Work required: Check every line for the word "name" and give the number of lines where it occurs, nothing else.
• • • • • • •
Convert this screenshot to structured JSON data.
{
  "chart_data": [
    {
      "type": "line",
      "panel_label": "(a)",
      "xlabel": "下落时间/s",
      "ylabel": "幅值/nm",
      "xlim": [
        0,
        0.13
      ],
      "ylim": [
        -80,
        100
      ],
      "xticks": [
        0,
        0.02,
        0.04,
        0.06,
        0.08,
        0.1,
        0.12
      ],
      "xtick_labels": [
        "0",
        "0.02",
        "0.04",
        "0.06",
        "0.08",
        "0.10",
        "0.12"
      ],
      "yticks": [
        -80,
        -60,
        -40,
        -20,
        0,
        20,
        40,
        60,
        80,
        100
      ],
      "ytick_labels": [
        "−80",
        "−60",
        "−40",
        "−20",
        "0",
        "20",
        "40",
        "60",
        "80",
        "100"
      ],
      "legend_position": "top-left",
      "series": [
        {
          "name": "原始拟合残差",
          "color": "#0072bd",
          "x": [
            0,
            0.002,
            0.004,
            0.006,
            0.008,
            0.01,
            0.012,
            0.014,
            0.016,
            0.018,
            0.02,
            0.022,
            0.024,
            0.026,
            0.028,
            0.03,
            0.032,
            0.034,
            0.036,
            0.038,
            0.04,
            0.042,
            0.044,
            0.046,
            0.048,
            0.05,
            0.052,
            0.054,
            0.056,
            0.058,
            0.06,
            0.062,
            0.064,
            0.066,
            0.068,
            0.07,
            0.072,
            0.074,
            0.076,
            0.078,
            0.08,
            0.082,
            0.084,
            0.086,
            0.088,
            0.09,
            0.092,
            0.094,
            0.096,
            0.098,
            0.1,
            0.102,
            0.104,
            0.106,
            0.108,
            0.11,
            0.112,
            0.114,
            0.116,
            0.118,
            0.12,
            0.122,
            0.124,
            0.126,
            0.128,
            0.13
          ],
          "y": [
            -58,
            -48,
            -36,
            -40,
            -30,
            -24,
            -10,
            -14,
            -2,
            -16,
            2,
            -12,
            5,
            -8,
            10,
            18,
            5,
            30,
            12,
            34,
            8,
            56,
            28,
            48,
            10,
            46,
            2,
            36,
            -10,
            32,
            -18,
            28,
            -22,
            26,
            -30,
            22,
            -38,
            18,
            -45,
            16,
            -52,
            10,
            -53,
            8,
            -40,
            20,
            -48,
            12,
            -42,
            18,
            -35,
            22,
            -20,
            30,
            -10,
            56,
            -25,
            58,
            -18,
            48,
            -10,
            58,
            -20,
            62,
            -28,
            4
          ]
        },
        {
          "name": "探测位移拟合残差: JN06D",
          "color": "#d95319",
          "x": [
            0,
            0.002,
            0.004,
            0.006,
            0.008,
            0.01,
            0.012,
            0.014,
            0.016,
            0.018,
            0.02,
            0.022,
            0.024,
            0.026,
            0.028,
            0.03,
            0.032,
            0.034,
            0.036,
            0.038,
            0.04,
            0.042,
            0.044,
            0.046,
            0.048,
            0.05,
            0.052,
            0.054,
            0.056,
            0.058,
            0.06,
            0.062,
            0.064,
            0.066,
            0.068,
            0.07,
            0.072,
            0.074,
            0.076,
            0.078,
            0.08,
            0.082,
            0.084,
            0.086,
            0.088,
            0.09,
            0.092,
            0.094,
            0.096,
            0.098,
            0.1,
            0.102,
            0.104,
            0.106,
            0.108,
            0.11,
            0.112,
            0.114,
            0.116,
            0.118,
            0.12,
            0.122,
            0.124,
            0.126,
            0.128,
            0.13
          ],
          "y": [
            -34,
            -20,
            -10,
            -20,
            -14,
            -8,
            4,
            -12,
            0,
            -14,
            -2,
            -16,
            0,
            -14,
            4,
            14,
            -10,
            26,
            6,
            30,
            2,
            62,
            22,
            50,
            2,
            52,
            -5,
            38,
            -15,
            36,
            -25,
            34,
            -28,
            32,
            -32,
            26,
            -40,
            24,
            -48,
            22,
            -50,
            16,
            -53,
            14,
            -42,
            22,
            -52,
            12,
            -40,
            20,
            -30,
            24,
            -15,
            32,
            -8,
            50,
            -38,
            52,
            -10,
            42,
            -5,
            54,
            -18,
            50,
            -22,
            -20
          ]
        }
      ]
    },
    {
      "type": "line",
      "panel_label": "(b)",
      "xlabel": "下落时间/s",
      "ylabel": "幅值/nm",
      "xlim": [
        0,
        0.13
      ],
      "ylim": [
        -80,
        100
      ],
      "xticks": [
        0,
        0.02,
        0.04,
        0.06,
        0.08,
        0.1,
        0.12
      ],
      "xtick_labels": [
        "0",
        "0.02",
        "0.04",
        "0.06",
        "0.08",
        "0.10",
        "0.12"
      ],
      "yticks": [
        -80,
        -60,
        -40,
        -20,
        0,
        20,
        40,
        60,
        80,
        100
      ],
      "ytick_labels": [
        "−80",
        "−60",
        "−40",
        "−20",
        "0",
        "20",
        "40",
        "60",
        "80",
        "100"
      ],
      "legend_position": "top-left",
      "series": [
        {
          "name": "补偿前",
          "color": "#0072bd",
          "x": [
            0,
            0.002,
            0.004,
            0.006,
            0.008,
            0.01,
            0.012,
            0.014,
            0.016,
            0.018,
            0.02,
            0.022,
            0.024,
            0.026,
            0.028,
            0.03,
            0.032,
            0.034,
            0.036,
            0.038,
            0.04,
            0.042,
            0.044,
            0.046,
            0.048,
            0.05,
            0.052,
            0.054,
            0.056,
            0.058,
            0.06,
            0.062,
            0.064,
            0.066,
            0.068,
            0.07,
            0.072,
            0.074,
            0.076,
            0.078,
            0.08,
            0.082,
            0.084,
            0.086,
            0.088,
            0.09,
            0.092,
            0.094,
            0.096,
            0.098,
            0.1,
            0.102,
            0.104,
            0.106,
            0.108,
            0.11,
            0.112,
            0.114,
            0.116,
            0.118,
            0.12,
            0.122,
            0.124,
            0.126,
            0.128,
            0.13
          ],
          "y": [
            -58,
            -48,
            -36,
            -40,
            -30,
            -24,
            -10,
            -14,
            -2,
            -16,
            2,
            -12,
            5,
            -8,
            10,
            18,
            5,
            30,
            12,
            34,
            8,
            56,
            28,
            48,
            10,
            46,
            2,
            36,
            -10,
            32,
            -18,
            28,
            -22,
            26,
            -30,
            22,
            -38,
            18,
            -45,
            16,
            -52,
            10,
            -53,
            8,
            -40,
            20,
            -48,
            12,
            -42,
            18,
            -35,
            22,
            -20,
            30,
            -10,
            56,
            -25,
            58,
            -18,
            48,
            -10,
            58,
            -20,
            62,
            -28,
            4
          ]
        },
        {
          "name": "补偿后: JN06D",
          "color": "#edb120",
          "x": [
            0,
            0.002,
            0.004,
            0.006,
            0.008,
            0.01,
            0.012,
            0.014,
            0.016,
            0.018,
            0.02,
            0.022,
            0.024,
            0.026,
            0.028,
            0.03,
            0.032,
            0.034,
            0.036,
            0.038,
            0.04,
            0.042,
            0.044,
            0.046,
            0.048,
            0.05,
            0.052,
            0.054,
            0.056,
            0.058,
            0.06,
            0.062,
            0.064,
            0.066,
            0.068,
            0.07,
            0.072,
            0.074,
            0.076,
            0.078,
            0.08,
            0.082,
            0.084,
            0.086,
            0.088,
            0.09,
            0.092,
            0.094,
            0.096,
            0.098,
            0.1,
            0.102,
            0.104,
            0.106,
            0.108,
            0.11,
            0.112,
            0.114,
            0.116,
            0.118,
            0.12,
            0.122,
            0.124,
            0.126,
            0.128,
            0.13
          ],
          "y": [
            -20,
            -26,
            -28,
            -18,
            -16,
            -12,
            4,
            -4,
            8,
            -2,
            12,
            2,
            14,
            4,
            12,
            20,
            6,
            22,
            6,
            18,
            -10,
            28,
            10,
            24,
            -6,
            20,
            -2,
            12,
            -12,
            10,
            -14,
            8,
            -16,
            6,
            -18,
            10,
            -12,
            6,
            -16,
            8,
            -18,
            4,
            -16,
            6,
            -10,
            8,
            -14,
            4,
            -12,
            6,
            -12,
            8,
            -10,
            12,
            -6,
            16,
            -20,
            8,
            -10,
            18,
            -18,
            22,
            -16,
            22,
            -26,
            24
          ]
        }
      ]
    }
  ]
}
• • • • • • •
Output for this task: 4